_REQUIRED TASK_: Reproduce all the material exactly, minus any pictures it holds.

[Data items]
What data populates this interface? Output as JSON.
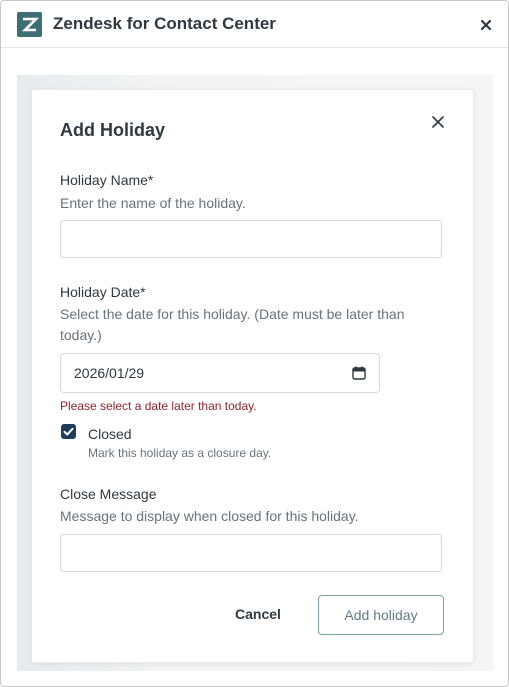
{
  "window": {
    "title": "Zendesk for Contact Center",
    "icons": {
      "logo": "zendesk-logo",
      "close": "close-icon"
    }
  },
  "modal": {
    "title": "Add Holiday",
    "holiday_name": {
      "label": "Holiday Name*",
      "hint": "Enter the name of the holiday.",
      "value": "",
      "placeholder": ""
    },
    "holiday_date": {
      "label": "Holiday Date*",
      "hint": "Select the date for this holiday. (Date must be later than today.)",
      "value": "2026/01/29",
      "error": "Please select a date later than today."
    },
    "closed": {
      "checked": true,
      "label": "Closed",
      "hint": "Mark this holiday as a closure day."
    },
    "close_message": {
      "label": "Close Message",
      "hint": "Message to display when closed for this holiday.",
      "value": "",
      "placeholder": ""
    },
    "buttons": {
      "cancel": "Cancel",
      "add": "Add holiday"
    }
  },
  "colors": {
    "brand": "#3f6f74",
    "error": "#8c232c",
    "checkbox": "#1f3d5a",
    "primary_outline": "#7fa2a8"
  }
}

_EXERCISE RESPONSE_:
What data populates this interface? Output as JSON.
{
  "window": {
    "title": "Zendesk for Contact Center",
    "icons": {
      "logo": "zendesk-logo",
      "close": "close-icon"
    }
  },
  "modal": {
    "title": "Add Holiday",
    "holiday_name": {
      "label": "Holiday Name*",
      "hint": "Enter the name of the holiday.",
      "value": "",
      "placeholder": ""
    },
    "holiday_date": {
      "label": "Holiday Date*",
      "hint": "Select the date for this holiday. (Date must be later than today.)",
      "value": "2026/01/29",
      "error": "Please select a date later than today."
    },
    "closed": {
      "checked": true,
      "label": "Closed",
      "hint": "Mark this holiday as a closure day."
    },
    "close_message": {
      "label": "Close Message",
      "hint": "Message to display when closed for this holiday.",
      "value": "",
      "placeholder": ""
    },
    "buttons": {
      "cancel": "Cancel",
      "add": "Add holiday"
    }
  },
  "colors": {
    "brand": "#3f6f74",
    "error": "#8c232c",
    "checkbox": "#1f3d5a",
    "primary_outline": "#7fa2a8"
  }
}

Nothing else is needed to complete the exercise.